__What this task involves__
Repeat the listing below in full, exactly as it stands.

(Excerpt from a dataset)
※

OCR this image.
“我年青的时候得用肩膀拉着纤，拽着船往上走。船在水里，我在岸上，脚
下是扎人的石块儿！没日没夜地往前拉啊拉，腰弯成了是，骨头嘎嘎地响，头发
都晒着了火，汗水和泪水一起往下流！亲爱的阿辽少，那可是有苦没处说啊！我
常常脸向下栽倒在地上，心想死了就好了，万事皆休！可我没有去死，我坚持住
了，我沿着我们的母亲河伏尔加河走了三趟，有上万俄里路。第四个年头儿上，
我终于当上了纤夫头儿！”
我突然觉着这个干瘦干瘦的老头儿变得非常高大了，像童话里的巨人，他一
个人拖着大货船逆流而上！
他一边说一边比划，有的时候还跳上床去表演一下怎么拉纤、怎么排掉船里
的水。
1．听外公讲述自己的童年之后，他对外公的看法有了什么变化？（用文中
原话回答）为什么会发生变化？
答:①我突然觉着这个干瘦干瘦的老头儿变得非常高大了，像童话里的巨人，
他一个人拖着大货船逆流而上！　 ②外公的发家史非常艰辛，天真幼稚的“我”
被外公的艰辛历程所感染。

※

__Complete output__
OCR this image.
“我年青的时候得用肩膀拉着纤，拽着船往上走。船在水里，我在岸上，脚
下是扎人的石块儿！没日没夜地往前拉啊拉，腰弯成了是，骨头嘎嘎地响，头发
都晒着了火，汗水和泪水一起往下流！亲爱的阿辽少，那可是有苦没处说啊！我
常常脸向下栽倒在地上，心想死了就好了，万事皆休！可我没有去死，我坚持住
了，我沿着我们的母亲河伏尔加河走了三趟，有上万俄里路。第四个年头儿上，
我终于当上了纤夫头儿！”
我突然觉着这个干瘦干瘦的老头儿变得非常高大了，像童话里的巨人，他一
个人拖着大货船逆流而上！
他一边说一边比划，有的时候还跳上床去表演一下怎么拉纤、怎么排掉船里
的水。
1．听外公讲述自己的童年之后，他对外公的看法有了什么变化？（用文中
原话回答）为什么会发生变化？
答:①我突然觉着这个干瘦干瘦的老头儿变得非常高大了，像童话里的巨人，
他一个人拖着大货船逆流而上！　 ②外公的发家史非常艰辛，天真幼稚的“我”
被外公的艰辛历程所感染。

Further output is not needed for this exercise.